Brief:
Go through the listing below and list every line with "Tracks".

Excerpted records:
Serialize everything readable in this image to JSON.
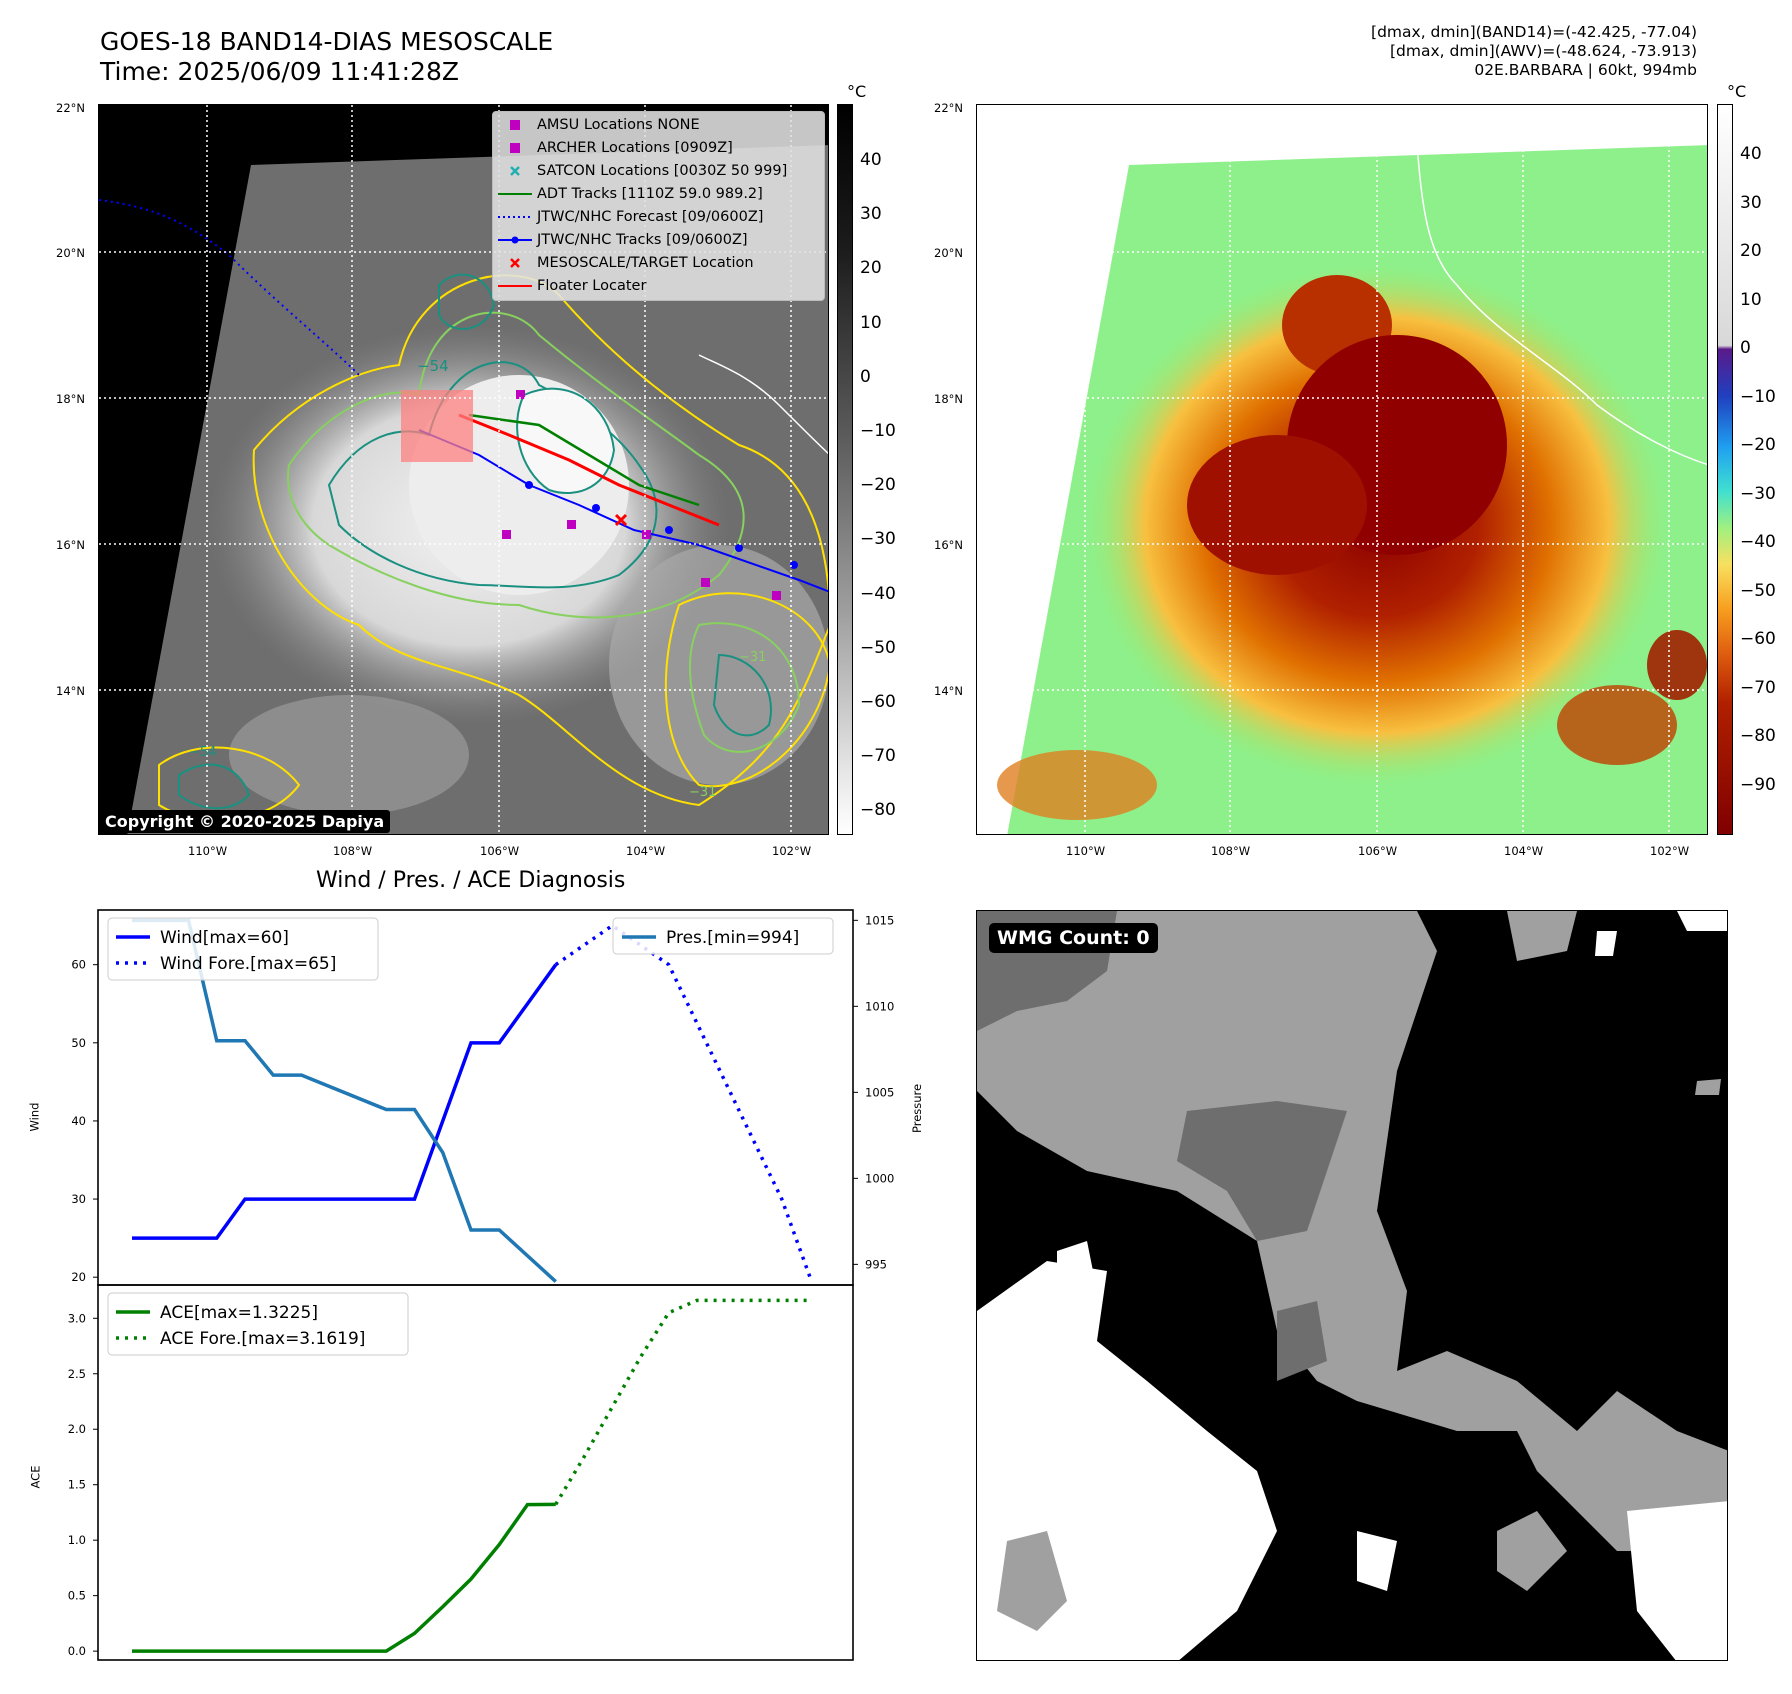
{
  "header": {
    "title_line1": "GOES-18 BAND14-DIAS MESOSCALE",
    "title_line2": "Time: 2025/06/09 11:41:28Z",
    "info_line1": "[dmax, dmin](BAND14)=(-42.425, -77.04)",
    "info_line2": "[dmax, dmin](AWV)=(-48.624, -73.913)",
    "info_line3": "02E.BARBARA | 60kt, 994mb"
  },
  "map_axes": {
    "lat_ticks": [
      "22°N",
      "20°N",
      "18°N",
      "16°N",
      "14°N"
    ],
    "lon_ticks": [
      "110°W",
      "108°W",
      "106°W",
      "104°W",
      "102°W"
    ]
  },
  "legend": {
    "items": [
      {
        "label": "AMSU Locations NONE",
        "symbol": "square",
        "color": "#c000c0"
      },
      {
        "label": "ARCHER Locations [0909Z]",
        "symbol": "square",
        "color": "#c000c0"
      },
      {
        "label": "SATCON Locations [0030Z 50 999]",
        "symbol": "x",
        "color": "#20b0b0"
      },
      {
        "label": "ADT Tracks [1110Z 59.0 989.2]",
        "symbol": "line",
        "color": "#008000"
      },
      {
        "label": "JTWC/NHC Forecast [09/0600Z]",
        "symbol": "dotted",
        "color": "#0000ff"
      },
      {
        "label": "JTWC/NHC Tracks [09/0600Z]",
        "symbol": "line-dot",
        "color": "#0000ff"
      },
      {
        "label": "MESOSCALE/TARGET Location",
        "symbol": "x",
        "color": "#ff0000"
      },
      {
        "label": "Floater Locater",
        "symbol": "line",
        "color": "#ff0000"
      }
    ]
  },
  "copyright": "Copyright © 2020-2025 Dapiya",
  "colorbar_gray": {
    "unit": "°C",
    "ticks": [
      "40",
      "30",
      "20",
      "10",
      "0",
      "−10",
      "−20",
      "−30",
      "−40",
      "−50",
      "−60",
      "−70",
      "−80"
    ]
  },
  "colorbar_color": {
    "unit": "°C",
    "ticks": [
      "40",
      "30",
      "20",
      "10",
      "0",
      "−10",
      "−20",
      "−30",
      "−40",
      "−50",
      "−60",
      "−70",
      "−80",
      "−90"
    ]
  },
  "contour_labels": [
    "−54",
    "−54",
    "−31",
    "−31",
    "−54",
    "−31"
  ],
  "wmg": {
    "label": "WMG Count: 0"
  },
  "chart_data": [
    {
      "type": "line",
      "title": "Wind / Pres. / ACE Diagnosis",
      "ylabel": "Wind",
      "ylabel_right": "Pressure",
      "ylim": [
        19,
        67
      ],
      "ylim_right": [
        993.8,
        1015.6
      ],
      "yticks": [
        20,
        30,
        40,
        50,
        60
      ],
      "yticks_right": [
        995,
        1000,
        1005,
        1010,
        1015
      ],
      "x": [
        0,
        1,
        2,
        3,
        4,
        5,
        6,
        7,
        8,
        9,
        10,
        11,
        12,
        13,
        14,
        15,
        16,
        17,
        18,
        19,
        20,
        21,
        22,
        23,
        24
      ],
      "series": [
        {
          "name": "Wind[max=60]",
          "style": "solid",
          "color": "#0000ff",
          "axis": "left",
          "x": [
            0,
            3,
            4,
            9,
            10,
            12,
            13,
            14,
            15
          ],
          "values": [
            25,
            25,
            30,
            30,
            30,
            50,
            50,
            55,
            60
          ]
        },
        {
          "name": "Wind Fore.[max=65]",
          "style": "dotted",
          "color": "#0000ff",
          "axis": "left",
          "x": [
            15,
            17,
            19,
            21,
            23,
            24
          ],
          "values": [
            60,
            65,
            60,
            45,
            30,
            20
          ]
        },
        {
          "name": "Pres.[min=994]",
          "style": "solid",
          "color": "#1f77b4",
          "axis": "right",
          "x": [
            0,
            2,
            3,
            4,
            5,
            6,
            9,
            10,
            11,
            12,
            13,
            15
          ],
          "values": [
            1015,
            1015,
            1008,
            1008,
            1006,
            1006,
            1004,
            1004,
            1001.5,
            997,
            997,
            994
          ]
        }
      ],
      "legend_left": [
        "Wind[max=60]",
        "Wind Fore.[max=65]"
      ],
      "legend_right": [
        "Pres.[min=994]"
      ]
    },
    {
      "type": "line",
      "ylabel": "ACE",
      "ylim": [
        -0.08,
        3.3
      ],
      "yticks": [
        0.0,
        0.5,
        1.0,
        1.5,
        2.0,
        2.5,
        3.0
      ],
      "ytick_labels": [
        "0.0",
        "0.5",
        "1.0",
        "1.5",
        "2.0",
        "2.5",
        "3.0"
      ],
      "series": [
        {
          "name": "ACE[max=1.3225]",
          "style": "solid",
          "color": "#008000",
          "x": [
            0,
            9,
            10,
            11,
            12,
            13,
            14,
            15
          ],
          "values": [
            0,
            0,
            0.16,
            0.4,
            0.65,
            0.96,
            1.32,
            1.3225
          ]
        },
        {
          "name": "ACE Fore.[max=3.1619]",
          "style": "dotted",
          "color": "#008000",
          "x": [
            15,
            16,
            17,
            18,
            19,
            20,
            21,
            22,
            23,
            24
          ],
          "values": [
            1.3225,
            1.75,
            2.2,
            2.65,
            3.05,
            3.1619,
            3.1619,
            3.1619,
            3.1619,
            3.1619
          ]
        }
      ]
    }
  ]
}
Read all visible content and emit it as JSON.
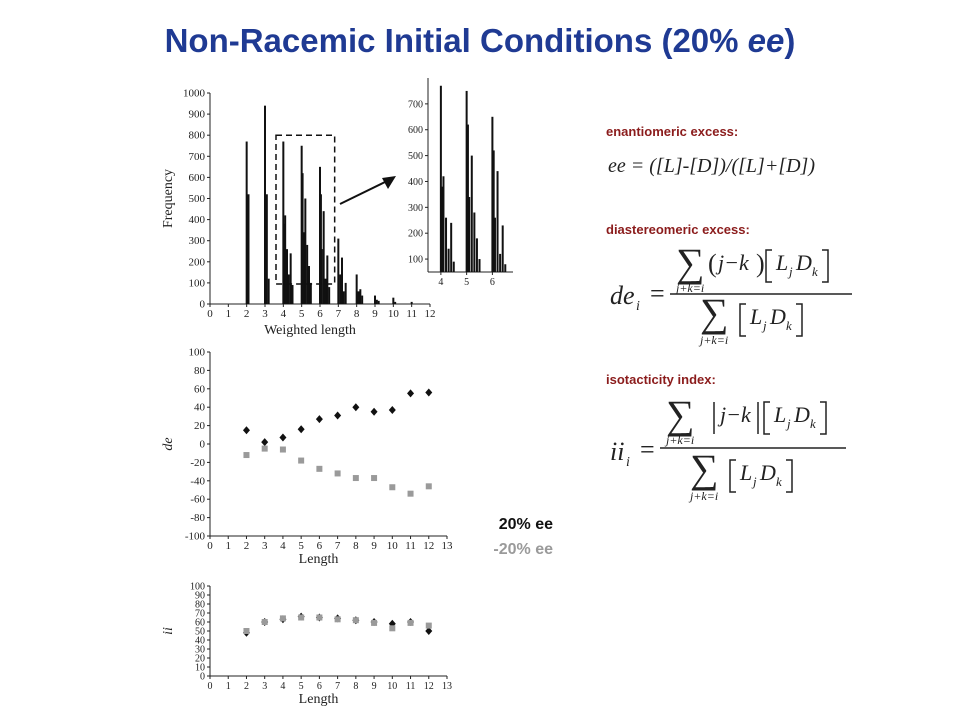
{
  "title": {
    "prefix": "Non-Racemic Initial Conditions (20% ",
    "italic": "ee",
    "suffix": ")"
  },
  "side": {
    "ee_label": "enantiomeric excess:",
    "ee_formula": "ee = ([L]-[D])/([L]+[D])",
    "de_label": "diastereomeric excess:",
    "ii_label": "isotacticity index:"
  },
  "legend": {
    "pos": "20% ee",
    "neg": "-20% ee",
    "pos_color": "#111111",
    "neg_color": "#9a9a9a"
  },
  "chart_data": [
    {
      "id": "histogram",
      "type": "bar",
      "xlabel": "Weighted length",
      "ylabel": "Frequency",
      "xlim": [
        0,
        12
      ],
      "ylim": [
        0,
        1000
      ],
      "xticks": [
        "0",
        "1",
        "2",
        "3",
        "4",
        "5",
        "6",
        "7",
        "8",
        "9",
        "10",
        "11",
        "12"
      ],
      "yticks": [
        "0",
        "100",
        "200",
        "300",
        "400",
        "500",
        "600",
        "700",
        "800",
        "900",
        "1000"
      ],
      "color": "#111111",
      "x": [
        2.0,
        2.1,
        3.0,
        3.1,
        3.2,
        4.0,
        4.05,
        4.1,
        4.2,
        4.3,
        4.4,
        4.5,
        5.0,
        5.05,
        5.1,
        5.2,
        5.3,
        5.4,
        5.5,
        6.0,
        6.05,
        6.1,
        6.2,
        6.3,
        6.4,
        6.5,
        7.0,
        7.1,
        7.2,
        7.3,
        7.4,
        8.0,
        8.1,
        8.2,
        8.3,
        9.0,
        9.1,
        9.2,
        10.0,
        10.1,
        11.0
      ],
      "values": [
        770,
        520,
        940,
        520,
        120,
        770,
        380,
        420,
        260,
        140,
        240,
        90,
        750,
        620,
        340,
        500,
        280,
        180,
        100,
        650,
        520,
        260,
        440,
        120,
        230,
        80,
        310,
        140,
        220,
        60,
        100,
        140,
        60,
        70,
        40,
        40,
        20,
        15,
        30,
        10,
        10
      ],
      "zoom_box_x": [
        3.6,
        6.8
      ],
      "zoom_box_y": [
        95,
        800
      ]
    },
    {
      "id": "histogram-inset",
      "type": "bar",
      "xlim": [
        3.5,
        6.8
      ],
      "ylim": [
        50,
        800
      ],
      "xticks": [
        "4",
        "5",
        "6"
      ],
      "yticks": [
        "100",
        "200",
        "300",
        "400",
        "500",
        "600",
        "700"
      ],
      "color": "#111111",
      "x": [
        4.0,
        4.05,
        4.1,
        4.2,
        4.3,
        4.4,
        4.5,
        5.0,
        5.05,
        5.1,
        5.2,
        5.3,
        5.4,
        5.5,
        6.0,
        6.05,
        6.1,
        6.2,
        6.3,
        6.4,
        6.5
      ],
      "values": [
        770,
        380,
        420,
        260,
        140,
        240,
        90,
        750,
        620,
        340,
        500,
        280,
        180,
        100,
        650,
        520,
        260,
        440,
        120,
        230,
        80
      ]
    },
    {
      "id": "de-scatter",
      "type": "scatter",
      "xlabel": "Length",
      "ylabel": "de",
      "xlim": [
        0,
        13
      ],
      "ylim": [
        -100,
        100
      ],
      "xticks": [
        "0",
        "1",
        "2",
        "3",
        "4",
        "5",
        "6",
        "7",
        "8",
        "9",
        "10",
        "11",
        "12",
        "13"
      ],
      "yticks": [
        "-100",
        "-80",
        "-60",
        "-40",
        "-20",
        "0",
        "20",
        "40",
        "60",
        "80",
        "100"
      ],
      "series": [
        {
          "name": "20% ee",
          "marker": "diamond",
          "color": "#111111",
          "x": [
            2,
            3,
            4,
            5,
            6,
            7,
            8,
            9,
            10,
            11,
            12
          ],
          "y": [
            15,
            2,
            7,
            16,
            27,
            31,
            40,
            35,
            37,
            55,
            56
          ]
        },
        {
          "name": "-20% ee",
          "marker": "square",
          "color": "#9a9a9a",
          "x": [
            2,
            3,
            4,
            5,
            6,
            7,
            8,
            9,
            10,
            11,
            12
          ],
          "y": [
            -12,
            -5,
            -6,
            -18,
            -27,
            -32,
            -37,
            -37,
            -47,
            -54,
            -46
          ]
        }
      ]
    },
    {
      "id": "ii-scatter",
      "type": "scatter",
      "xlabel": "Length",
      "ylabel": "ii",
      "xlim": [
        0,
        13
      ],
      "ylim": [
        0,
        100
      ],
      "xticks": [
        "0",
        "1",
        "2",
        "3",
        "4",
        "5",
        "6",
        "7",
        "8",
        "9",
        "10",
        "11",
        "12",
        "13"
      ],
      "yticks": [
        "0",
        "10",
        "20",
        "30",
        "40",
        "50",
        "60",
        "70",
        "80",
        "90",
        "100"
      ],
      "series": [
        {
          "name": "20% ee",
          "marker": "diamond",
          "color": "#111111",
          "x": [
            2,
            3,
            4,
            5,
            6,
            7,
            8,
            9,
            10,
            11,
            12
          ],
          "y": [
            48,
            60,
            63,
            66,
            65,
            64,
            62,
            60,
            58,
            60,
            50
          ]
        },
        {
          "name": "-20% ee",
          "marker": "square",
          "color": "#9a9a9a",
          "x": [
            2,
            3,
            4,
            5,
            6,
            7,
            8,
            9,
            10,
            11,
            12
          ],
          "y": [
            50,
            60,
            64,
            65,
            65,
            63,
            62,
            59,
            53,
            59,
            56
          ]
        }
      ]
    }
  ]
}
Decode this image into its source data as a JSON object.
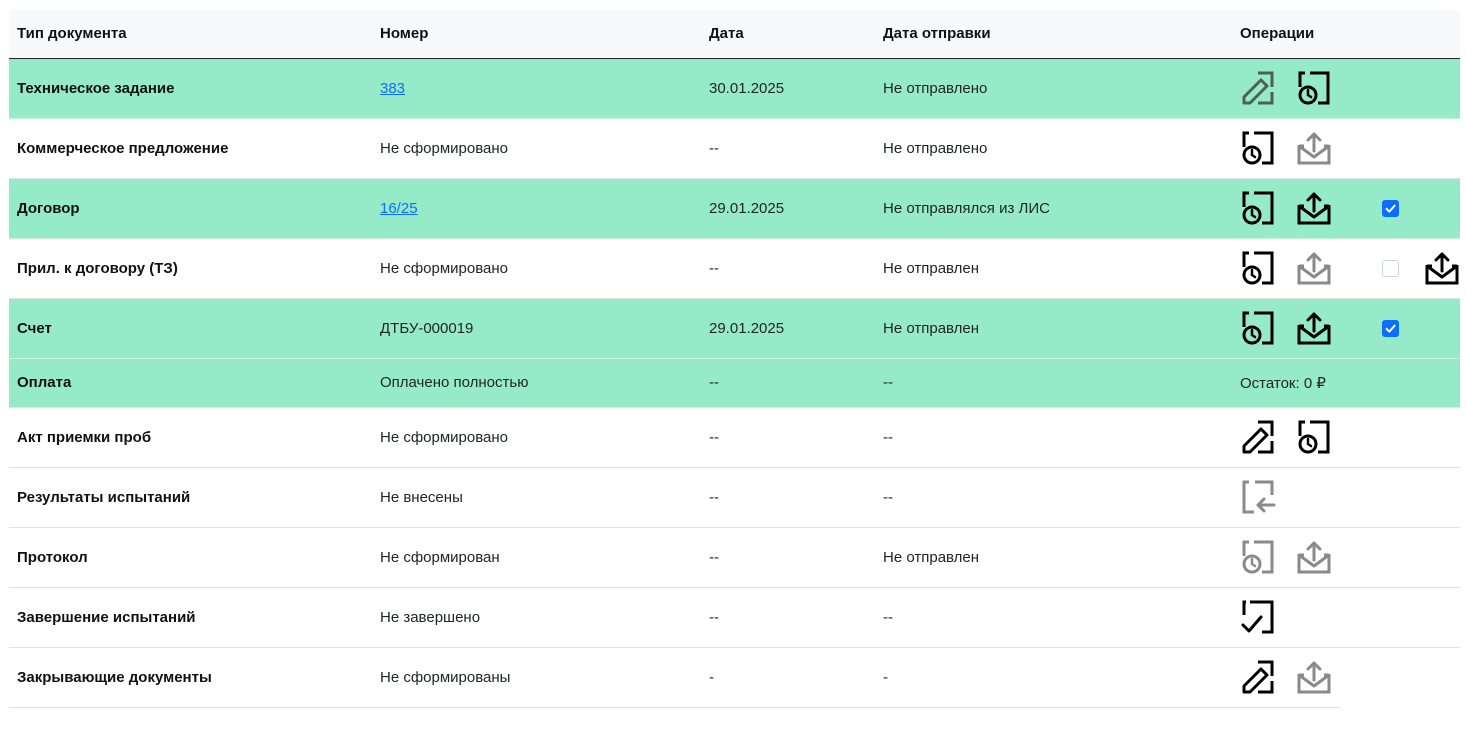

The solution:
        "label": "ADT Tracks [1110Z 59.0 989.2]",
        "label": "JTWC/NHC Tracks [09/0600Z]",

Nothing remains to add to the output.